What is being asked - Extract each line from the entries below that has the string "Categorize" in it.

Data listing -
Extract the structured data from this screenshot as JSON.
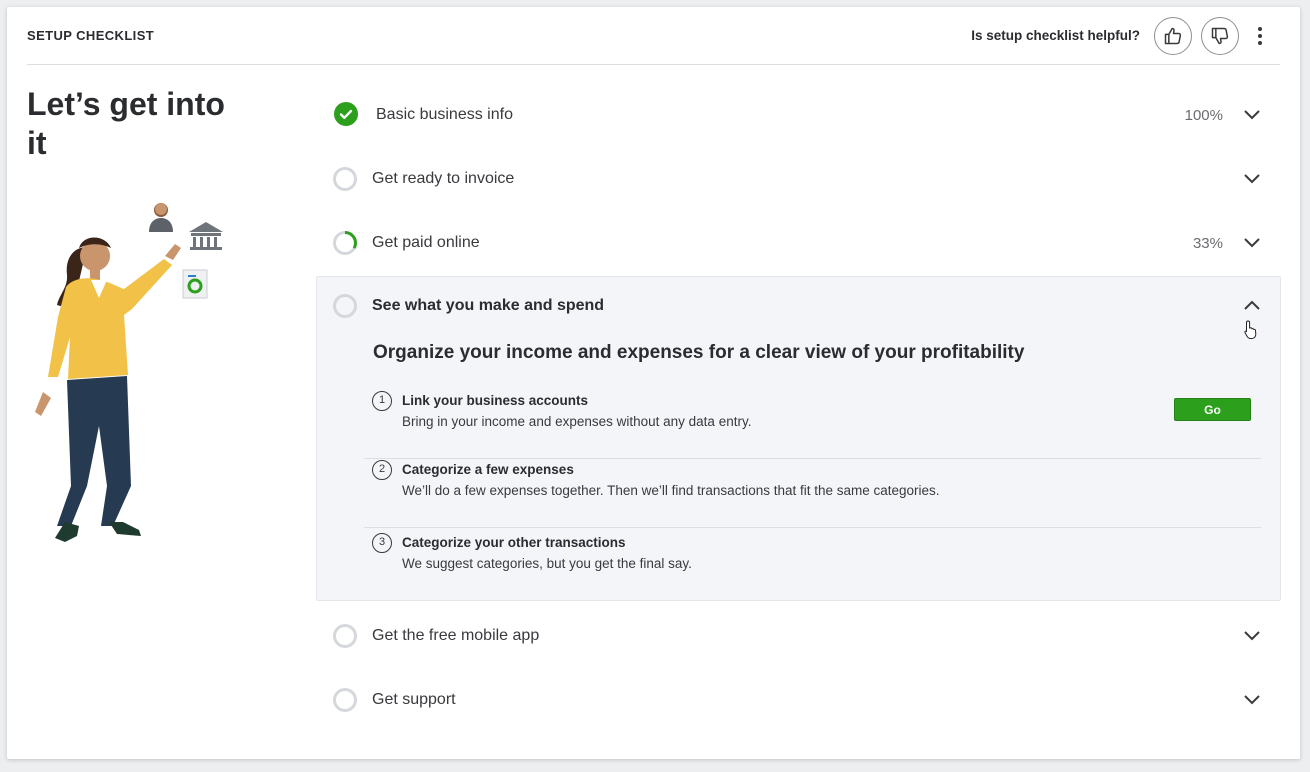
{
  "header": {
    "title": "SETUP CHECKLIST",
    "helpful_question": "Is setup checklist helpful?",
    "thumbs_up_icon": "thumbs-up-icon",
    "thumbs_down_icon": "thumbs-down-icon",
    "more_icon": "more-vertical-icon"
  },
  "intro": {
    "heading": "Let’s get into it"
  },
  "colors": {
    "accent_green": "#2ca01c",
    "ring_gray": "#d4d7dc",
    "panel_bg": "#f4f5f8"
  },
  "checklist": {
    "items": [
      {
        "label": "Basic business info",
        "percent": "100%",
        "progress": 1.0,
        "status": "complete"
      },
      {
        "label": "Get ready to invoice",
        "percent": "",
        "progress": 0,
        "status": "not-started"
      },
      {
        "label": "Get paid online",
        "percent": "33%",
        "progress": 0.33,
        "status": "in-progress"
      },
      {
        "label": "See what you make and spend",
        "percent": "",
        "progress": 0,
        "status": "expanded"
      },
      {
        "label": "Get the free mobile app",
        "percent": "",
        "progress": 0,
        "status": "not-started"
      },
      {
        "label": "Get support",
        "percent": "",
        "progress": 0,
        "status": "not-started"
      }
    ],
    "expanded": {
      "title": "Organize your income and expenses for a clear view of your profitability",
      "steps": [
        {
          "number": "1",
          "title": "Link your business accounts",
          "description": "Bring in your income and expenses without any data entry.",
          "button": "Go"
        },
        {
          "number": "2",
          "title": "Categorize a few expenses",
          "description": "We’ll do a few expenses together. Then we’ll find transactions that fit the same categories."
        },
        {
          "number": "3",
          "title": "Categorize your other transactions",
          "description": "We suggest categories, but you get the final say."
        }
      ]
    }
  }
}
---
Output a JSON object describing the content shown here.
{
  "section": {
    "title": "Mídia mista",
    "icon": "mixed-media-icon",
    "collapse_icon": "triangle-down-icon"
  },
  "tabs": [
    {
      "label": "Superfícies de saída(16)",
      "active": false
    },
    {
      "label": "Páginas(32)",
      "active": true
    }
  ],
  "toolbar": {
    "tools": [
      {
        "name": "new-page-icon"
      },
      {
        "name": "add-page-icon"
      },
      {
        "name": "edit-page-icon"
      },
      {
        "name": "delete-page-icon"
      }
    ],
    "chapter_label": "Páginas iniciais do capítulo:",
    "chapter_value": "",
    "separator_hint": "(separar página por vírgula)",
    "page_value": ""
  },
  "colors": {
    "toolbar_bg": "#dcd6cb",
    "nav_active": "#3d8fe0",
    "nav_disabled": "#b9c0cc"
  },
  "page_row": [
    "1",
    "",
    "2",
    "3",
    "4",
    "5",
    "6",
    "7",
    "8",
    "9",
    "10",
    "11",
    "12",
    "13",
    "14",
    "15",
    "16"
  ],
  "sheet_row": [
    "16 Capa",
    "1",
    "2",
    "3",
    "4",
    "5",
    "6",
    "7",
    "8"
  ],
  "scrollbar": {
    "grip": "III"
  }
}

Answer to this exercise -
          "title": "Categorize a few expenses",
          "title": "Categorize your other transactions",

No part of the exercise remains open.